Challenge: The records that follow must be repeated verbatim, every one of them.

*-*-*

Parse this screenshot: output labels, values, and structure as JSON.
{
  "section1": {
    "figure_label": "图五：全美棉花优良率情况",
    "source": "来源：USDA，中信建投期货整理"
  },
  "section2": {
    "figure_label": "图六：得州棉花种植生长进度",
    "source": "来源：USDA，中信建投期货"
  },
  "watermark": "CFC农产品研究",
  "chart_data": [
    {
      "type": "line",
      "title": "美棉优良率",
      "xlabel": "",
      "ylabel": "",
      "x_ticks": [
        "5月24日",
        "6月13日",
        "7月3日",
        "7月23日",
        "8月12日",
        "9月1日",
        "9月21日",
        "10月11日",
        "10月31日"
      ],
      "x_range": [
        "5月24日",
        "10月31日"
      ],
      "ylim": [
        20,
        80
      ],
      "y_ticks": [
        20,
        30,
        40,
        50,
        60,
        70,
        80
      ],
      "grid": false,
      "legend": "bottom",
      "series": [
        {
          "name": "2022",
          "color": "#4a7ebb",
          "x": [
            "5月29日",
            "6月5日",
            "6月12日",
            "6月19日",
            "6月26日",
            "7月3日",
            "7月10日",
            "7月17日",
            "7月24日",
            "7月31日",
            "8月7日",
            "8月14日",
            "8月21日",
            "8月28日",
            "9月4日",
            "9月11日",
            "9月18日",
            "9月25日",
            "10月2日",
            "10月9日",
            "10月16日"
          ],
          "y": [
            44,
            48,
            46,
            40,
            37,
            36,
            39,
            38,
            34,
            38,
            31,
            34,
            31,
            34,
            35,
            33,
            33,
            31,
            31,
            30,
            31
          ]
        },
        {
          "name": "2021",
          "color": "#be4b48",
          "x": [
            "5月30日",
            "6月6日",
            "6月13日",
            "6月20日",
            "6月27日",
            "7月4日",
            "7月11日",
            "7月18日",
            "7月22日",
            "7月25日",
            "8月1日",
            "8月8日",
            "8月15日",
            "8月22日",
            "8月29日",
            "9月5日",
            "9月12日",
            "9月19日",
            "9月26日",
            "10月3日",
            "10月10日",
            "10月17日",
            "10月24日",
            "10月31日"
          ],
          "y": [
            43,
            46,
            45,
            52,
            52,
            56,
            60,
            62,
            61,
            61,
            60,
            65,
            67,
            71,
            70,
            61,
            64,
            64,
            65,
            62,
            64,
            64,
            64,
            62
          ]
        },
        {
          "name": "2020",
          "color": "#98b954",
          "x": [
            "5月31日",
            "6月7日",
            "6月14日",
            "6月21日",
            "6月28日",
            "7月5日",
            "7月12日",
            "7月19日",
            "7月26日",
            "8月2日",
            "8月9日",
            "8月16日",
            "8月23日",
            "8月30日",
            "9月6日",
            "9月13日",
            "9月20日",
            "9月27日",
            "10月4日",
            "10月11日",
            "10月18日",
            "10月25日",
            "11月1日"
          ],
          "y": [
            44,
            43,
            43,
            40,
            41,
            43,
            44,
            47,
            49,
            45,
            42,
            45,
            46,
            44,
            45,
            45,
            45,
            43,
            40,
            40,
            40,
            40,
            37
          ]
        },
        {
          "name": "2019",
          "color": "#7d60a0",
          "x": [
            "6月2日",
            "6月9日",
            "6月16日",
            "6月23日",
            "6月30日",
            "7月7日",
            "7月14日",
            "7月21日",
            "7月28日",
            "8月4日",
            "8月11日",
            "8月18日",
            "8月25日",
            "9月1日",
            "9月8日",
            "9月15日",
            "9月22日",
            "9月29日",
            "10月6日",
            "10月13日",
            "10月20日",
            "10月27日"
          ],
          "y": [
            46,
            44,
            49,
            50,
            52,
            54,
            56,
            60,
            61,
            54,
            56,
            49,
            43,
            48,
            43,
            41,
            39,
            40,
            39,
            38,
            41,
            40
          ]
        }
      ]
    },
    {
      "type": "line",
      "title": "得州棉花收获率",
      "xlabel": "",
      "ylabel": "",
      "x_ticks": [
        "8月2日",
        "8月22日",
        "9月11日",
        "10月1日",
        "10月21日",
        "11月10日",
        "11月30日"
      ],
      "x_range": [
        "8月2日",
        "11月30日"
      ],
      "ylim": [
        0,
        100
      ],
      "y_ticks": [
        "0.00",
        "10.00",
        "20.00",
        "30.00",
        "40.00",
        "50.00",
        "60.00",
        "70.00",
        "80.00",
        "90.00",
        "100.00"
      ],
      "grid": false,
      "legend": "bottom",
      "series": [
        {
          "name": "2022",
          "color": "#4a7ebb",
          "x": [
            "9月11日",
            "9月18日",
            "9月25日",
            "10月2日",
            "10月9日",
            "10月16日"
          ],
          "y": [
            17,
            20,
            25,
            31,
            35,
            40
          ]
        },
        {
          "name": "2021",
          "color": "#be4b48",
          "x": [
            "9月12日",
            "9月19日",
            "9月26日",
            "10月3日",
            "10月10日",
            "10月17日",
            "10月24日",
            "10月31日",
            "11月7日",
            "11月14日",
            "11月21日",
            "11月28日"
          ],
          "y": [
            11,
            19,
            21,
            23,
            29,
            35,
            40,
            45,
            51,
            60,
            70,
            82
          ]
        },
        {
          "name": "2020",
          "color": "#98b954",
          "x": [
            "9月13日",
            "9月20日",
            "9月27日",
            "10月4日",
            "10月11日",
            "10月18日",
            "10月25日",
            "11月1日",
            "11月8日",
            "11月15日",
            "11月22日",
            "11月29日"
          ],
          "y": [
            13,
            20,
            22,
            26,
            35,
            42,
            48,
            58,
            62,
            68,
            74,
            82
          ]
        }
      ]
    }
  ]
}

*-*-*

Correct response:
Parse this screenshot: output labels, values, and structure as JSON.
{
  "section1": {
    "figure_label": "图五：全美棉花优良率情况",
    "source": "来源：USDA，中信建投期货整理"
  },
  "section2": {
    "figure_label": "图六：得州棉花种植生长进度",
    "source": "来源：USDA，中信建投期货"
  },
  "watermark": "CFC农产品研究",
  "chart_data": [
    {
      "type": "line",
      "title": "美棉优良率",
      "xlabel": "",
      "ylabel": "",
      "x_ticks": [
        "5月24日",
        "6月13日",
        "7月3日",
        "7月23日",
        "8月12日",
        "9月1日",
        "9月21日",
        "10月11日",
        "10月31日"
      ],
      "x_range": [
        "5月24日",
        "10月31日"
      ],
      "ylim": [
        20,
        80
      ],
      "y_ticks": [
        20,
        30,
        40,
        50,
        60,
        70,
        80
      ],
      "grid": false,
      "legend": "bottom",
      "series": [
        {
          "name": "2022",
          "color": "#4a7ebb",
          "x": [
            "5月29日",
            "6月5日",
            "6月12日",
            "6月19日",
            "6月26日",
            "7月3日",
            "7月10日",
            "7月17日",
            "7月24日",
            "7月31日",
            "8月7日",
            "8月14日",
            "8月21日",
            "8月28日",
            "9月4日",
            "9月11日",
            "9月18日",
            "9月25日",
            "10月2日",
            "10月9日",
            "10月16日"
          ],
          "y": [
            44,
            48,
            46,
            40,
            37,
            36,
            39,
            38,
            34,
            38,
            31,
            34,
            31,
            34,
            35,
            33,
            33,
            31,
            31,
            30,
            31
          ]
        },
        {
          "name": "2021",
          "color": "#be4b48",
          "x": [
            "5月30日",
            "6月6日",
            "6月13日",
            "6月20日",
            "6月27日",
            "7月4日",
            "7月11日",
            "7月18日",
            "7月22日",
            "7月25日",
            "8月1日",
            "8月8日",
            "8月15日",
            "8月22日",
            "8月29日",
            "9月5日",
            "9月12日",
            "9月19日",
            "9月26日",
            "10月3日",
            "10月10日",
            "10月17日",
            "10月24日",
            "10月31日"
          ],
          "y": [
            43,
            46,
            45,
            52,
            52,
            56,
            60,
            62,
            61,
            61,
            60,
            65,
            67,
            71,
            70,
            61,
            64,
            64,
            65,
            62,
            64,
            64,
            64,
            62
          ]
        },
        {
          "name": "2020",
          "color": "#98b954",
          "x": [
            "5月31日",
            "6月7日",
            "6月14日",
            "6月21日",
            "6月28日",
            "7月5日",
            "7月12日",
            "7月19日",
            "7月26日",
            "8月2日",
            "8月9日",
            "8月16日",
            "8月23日",
            "8月30日",
            "9月6日",
            "9月13日",
            "9月20日",
            "9月27日",
            "10月4日",
            "10月11日",
            "10月18日",
            "10月25日",
            "11月1日"
          ],
          "y": [
            44,
            43,
            43,
            40,
            41,
            43,
            44,
            47,
            49,
            45,
            42,
            45,
            46,
            44,
            45,
            45,
            45,
            43,
            40,
            40,
            40,
            40,
            37
          ]
        },
        {
          "name": "2019",
          "color": "#7d60a0",
          "x": [
            "6月2日",
            "6月9日",
            "6月16日",
            "6月23日",
            "6月30日",
            "7月7日",
            "7月14日",
            "7月21日",
            "7月28日",
            "8月4日",
            "8月11日",
            "8月18日",
            "8月25日",
            "9月1日",
            "9月8日",
            "9月15日",
            "9月22日",
            "9月29日",
            "10月6日",
            "10月13日",
            "10月20日",
            "10月27日"
          ],
          "y": [
            46,
            44,
            49,
            50,
            52,
            54,
            56,
            60,
            61,
            54,
            56,
            49,
            43,
            48,
            43,
            41,
            39,
            40,
            39,
            38,
            41,
            40
          ]
        }
      ]
    },
    {
      "type": "line",
      "title": "得州棉花收获率",
      "xlabel": "",
      "ylabel": "",
      "x_ticks": [
        "8月2日",
        "8月22日",
        "9月11日",
        "10月1日",
        "10月21日",
        "11月10日",
        "11月30日"
      ],
      "x_range": [
        "8月2日",
        "11月30日"
      ],
      "ylim": [
        0,
        100
      ],
      "y_ticks": [
        "0.00",
        "10.00",
        "20.00",
        "30.00",
        "40.00",
        "50.00",
        "60.00",
        "70.00",
        "80.00",
        "90.00",
        "100.00"
      ],
      "grid": false,
      "legend": "bottom",
      "series": [
        {
          "name": "2022",
          "color": "#4a7ebb",
          "x": [
            "9月11日",
            "9月18日",
            "9月25日",
            "10月2日",
            "10月9日",
            "10月16日"
          ],
          "y": [
            17,
            20,
            25,
            31,
            35,
            40
          ]
        },
        {
          "name": "2021",
          "color": "#be4b48",
          "x": [
            "9月12日",
            "9月19日",
            "9月26日",
            "10月3日",
            "10月10日",
            "10月17日",
            "10月24日",
            "10月31日",
            "11月7日",
            "11月14日",
            "11月21日",
            "11月28日"
          ],
          "y": [
            11,
            19,
            21,
            23,
            29,
            35,
            40,
            45,
            51,
            60,
            70,
            82
          ]
        },
        {
          "name": "2020",
          "color": "#98b954",
          "x": [
            "9月13日",
            "9月20日",
            "9月27日",
            "10月4日",
            "10月11日",
            "10月18日",
            "10月25日",
            "11月1日",
            "11月8日",
            "11月15日",
            "11月22日",
            "11月29日"
          ],
          "y": [
            13,
            20,
            22,
            26,
            35,
            42,
            48,
            58,
            62,
            68,
            74,
            82
          ]
        }
      ]
    }
  ]
}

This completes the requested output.